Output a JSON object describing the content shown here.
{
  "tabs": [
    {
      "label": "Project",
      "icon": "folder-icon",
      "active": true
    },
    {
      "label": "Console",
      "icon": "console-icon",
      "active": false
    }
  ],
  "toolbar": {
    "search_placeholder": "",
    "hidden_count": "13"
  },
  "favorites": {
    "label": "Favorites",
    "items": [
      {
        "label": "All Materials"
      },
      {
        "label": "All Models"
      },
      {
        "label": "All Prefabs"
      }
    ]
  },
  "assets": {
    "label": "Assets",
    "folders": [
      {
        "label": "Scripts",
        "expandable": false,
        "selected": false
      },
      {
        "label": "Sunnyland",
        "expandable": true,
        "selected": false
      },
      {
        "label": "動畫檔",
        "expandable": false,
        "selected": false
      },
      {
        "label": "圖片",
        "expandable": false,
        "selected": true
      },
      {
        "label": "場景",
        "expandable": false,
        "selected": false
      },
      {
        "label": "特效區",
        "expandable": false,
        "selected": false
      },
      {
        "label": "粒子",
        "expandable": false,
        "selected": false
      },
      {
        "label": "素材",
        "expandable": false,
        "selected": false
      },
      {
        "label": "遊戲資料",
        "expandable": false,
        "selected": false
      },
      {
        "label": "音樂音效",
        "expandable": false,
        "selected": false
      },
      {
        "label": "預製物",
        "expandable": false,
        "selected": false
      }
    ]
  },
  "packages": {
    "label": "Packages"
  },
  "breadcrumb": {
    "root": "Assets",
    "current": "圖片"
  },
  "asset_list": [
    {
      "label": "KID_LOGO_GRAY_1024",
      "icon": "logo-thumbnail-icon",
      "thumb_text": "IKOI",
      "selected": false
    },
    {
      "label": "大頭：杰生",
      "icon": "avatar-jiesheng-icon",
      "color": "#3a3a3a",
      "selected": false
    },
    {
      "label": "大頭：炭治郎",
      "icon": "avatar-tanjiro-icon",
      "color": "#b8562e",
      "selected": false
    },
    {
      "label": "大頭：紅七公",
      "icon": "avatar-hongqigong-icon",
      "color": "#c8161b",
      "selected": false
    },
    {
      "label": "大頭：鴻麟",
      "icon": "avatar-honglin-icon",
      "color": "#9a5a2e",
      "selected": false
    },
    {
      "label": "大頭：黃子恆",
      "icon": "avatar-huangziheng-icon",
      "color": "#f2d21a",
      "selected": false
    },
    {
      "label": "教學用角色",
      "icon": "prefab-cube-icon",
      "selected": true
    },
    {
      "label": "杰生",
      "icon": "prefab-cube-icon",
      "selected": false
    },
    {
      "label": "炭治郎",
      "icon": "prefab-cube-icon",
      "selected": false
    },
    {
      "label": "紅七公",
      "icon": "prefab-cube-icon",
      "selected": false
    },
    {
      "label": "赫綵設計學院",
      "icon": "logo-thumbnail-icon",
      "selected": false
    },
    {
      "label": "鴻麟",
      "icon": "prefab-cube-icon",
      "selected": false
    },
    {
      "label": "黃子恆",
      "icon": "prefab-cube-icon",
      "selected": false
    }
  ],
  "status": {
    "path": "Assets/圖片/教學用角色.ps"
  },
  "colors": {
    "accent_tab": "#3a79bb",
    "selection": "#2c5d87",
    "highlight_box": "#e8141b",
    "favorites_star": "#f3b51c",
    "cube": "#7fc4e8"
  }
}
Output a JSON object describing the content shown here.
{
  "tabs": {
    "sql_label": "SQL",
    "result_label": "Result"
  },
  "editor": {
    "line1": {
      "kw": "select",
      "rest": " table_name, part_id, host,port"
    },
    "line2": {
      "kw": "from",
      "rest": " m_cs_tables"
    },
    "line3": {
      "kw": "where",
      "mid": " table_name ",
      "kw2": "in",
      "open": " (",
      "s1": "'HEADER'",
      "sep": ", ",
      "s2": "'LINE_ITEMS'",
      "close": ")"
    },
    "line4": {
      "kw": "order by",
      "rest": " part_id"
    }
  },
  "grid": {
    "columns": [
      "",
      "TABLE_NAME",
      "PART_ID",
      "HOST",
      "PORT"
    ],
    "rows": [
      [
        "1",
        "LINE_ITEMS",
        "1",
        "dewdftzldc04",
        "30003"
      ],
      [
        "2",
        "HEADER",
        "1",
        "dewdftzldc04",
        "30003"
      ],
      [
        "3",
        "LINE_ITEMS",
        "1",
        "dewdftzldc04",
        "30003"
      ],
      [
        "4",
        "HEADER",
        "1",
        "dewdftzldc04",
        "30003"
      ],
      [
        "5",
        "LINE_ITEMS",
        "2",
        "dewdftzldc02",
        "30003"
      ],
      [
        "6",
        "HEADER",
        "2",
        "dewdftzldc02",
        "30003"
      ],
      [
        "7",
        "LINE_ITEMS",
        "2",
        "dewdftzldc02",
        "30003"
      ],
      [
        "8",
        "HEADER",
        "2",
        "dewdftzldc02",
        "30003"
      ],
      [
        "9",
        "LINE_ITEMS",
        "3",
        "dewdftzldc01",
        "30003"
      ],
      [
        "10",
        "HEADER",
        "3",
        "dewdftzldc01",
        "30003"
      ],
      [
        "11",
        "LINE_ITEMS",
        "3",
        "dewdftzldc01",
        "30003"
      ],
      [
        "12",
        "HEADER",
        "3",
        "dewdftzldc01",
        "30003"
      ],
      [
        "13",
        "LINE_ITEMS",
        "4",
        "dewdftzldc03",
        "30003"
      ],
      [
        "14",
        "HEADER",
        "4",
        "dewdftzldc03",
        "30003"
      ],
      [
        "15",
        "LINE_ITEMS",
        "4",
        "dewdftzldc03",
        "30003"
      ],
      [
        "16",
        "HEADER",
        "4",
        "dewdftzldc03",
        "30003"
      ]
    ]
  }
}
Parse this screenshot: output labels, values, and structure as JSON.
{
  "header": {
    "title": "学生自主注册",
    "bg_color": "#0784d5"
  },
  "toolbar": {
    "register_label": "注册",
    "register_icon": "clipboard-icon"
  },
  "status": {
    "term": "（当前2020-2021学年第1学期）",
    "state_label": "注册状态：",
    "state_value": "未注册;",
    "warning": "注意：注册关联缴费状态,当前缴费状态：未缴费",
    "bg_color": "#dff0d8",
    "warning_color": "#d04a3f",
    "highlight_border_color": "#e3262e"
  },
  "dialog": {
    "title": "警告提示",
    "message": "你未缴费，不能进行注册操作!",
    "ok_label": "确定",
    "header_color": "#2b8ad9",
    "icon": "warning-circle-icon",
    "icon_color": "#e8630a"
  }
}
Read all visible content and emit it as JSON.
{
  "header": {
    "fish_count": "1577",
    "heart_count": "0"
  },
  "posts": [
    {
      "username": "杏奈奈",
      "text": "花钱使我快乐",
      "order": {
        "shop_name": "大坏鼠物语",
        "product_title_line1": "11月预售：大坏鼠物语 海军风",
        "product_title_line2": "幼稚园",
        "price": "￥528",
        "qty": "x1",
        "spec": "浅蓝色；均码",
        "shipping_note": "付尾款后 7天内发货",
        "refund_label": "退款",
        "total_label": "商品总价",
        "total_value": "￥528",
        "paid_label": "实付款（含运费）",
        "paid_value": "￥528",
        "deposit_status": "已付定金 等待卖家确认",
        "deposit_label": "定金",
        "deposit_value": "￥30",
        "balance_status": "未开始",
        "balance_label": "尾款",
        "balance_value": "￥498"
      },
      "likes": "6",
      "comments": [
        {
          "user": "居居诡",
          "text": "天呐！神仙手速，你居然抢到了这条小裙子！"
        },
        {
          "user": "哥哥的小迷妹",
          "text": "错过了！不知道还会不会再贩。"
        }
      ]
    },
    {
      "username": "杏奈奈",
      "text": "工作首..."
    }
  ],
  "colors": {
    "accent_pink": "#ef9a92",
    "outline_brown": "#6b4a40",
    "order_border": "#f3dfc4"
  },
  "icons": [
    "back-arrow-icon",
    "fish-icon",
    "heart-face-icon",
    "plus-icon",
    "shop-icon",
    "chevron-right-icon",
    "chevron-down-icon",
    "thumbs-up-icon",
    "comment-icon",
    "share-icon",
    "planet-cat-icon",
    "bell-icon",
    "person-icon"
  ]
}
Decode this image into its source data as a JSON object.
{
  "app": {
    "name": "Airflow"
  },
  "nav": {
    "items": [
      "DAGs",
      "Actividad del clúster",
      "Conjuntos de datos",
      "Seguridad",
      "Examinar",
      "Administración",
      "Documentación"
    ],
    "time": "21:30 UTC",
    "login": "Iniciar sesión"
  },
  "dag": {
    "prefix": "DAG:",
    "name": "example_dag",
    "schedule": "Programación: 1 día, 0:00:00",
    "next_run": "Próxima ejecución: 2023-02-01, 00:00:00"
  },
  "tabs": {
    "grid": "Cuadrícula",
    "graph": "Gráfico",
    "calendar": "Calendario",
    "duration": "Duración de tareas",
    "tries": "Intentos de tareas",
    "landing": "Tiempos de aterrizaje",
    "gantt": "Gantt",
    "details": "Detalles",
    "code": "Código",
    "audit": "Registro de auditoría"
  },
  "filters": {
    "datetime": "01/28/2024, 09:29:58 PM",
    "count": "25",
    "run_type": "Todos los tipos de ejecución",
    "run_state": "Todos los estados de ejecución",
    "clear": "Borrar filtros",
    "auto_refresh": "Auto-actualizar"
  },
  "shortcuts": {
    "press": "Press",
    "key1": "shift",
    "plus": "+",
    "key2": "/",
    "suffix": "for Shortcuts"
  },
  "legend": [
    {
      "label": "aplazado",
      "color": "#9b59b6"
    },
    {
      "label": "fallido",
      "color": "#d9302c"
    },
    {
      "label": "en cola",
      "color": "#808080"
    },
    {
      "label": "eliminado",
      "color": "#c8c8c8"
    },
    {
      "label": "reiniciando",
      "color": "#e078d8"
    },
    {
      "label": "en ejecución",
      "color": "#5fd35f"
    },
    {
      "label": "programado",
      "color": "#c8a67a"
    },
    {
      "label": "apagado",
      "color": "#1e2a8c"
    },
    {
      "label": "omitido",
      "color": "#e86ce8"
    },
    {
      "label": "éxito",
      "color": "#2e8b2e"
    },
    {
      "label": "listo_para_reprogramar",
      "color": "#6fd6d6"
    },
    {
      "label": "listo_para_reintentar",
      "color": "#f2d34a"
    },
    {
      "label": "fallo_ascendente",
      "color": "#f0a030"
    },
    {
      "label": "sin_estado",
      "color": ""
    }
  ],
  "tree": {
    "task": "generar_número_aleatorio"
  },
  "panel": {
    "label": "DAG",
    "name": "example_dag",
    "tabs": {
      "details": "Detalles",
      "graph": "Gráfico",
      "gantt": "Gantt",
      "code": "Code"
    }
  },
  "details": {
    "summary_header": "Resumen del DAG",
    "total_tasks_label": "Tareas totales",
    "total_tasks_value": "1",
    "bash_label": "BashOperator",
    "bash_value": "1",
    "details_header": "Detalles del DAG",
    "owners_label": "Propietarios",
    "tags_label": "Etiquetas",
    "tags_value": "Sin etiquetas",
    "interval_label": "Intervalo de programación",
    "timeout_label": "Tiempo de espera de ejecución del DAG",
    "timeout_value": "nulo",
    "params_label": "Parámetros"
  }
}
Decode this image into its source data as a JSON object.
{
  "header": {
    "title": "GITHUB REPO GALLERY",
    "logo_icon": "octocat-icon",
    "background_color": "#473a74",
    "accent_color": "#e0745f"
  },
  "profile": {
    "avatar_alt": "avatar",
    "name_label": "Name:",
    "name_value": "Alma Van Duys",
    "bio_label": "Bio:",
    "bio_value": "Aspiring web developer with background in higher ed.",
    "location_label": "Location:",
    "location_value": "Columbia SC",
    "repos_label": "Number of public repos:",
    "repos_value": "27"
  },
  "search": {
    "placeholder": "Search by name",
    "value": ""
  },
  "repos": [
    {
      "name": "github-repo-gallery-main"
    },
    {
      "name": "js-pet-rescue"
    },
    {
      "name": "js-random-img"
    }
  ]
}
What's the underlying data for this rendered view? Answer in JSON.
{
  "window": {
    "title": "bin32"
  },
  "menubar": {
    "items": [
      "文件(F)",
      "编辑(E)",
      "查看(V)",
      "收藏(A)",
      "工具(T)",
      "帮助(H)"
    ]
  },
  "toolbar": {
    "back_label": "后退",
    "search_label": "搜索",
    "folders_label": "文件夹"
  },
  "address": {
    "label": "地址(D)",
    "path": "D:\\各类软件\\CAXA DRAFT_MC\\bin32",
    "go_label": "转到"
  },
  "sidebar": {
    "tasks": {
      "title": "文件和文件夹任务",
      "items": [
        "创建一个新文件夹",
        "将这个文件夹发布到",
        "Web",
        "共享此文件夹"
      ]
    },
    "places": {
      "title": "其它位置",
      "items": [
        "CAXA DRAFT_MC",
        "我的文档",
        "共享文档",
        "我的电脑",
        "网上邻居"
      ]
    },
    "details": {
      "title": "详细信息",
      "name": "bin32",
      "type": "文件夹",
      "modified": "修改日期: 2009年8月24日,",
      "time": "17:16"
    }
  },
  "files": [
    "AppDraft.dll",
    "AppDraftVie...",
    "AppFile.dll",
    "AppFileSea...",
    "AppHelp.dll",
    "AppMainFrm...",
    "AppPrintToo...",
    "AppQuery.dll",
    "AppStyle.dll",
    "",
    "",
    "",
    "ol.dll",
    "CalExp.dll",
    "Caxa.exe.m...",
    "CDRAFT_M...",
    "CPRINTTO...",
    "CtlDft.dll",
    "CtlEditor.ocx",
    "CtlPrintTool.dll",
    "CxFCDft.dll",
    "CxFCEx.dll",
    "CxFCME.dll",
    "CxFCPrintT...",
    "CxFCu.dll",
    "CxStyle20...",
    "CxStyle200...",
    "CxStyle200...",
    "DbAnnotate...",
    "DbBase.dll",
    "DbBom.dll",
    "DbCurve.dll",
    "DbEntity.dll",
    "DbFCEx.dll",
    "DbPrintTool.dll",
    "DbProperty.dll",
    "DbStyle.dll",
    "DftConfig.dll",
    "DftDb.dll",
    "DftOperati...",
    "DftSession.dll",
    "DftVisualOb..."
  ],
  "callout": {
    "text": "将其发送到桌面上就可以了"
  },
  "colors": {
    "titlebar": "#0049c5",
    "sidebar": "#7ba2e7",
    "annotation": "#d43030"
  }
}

Exercise requirements: Show all lines from the data above in which the word "true" appears.

Written reply:
      "active": true
        "expandable": true,
        "selected": true
      "selected": true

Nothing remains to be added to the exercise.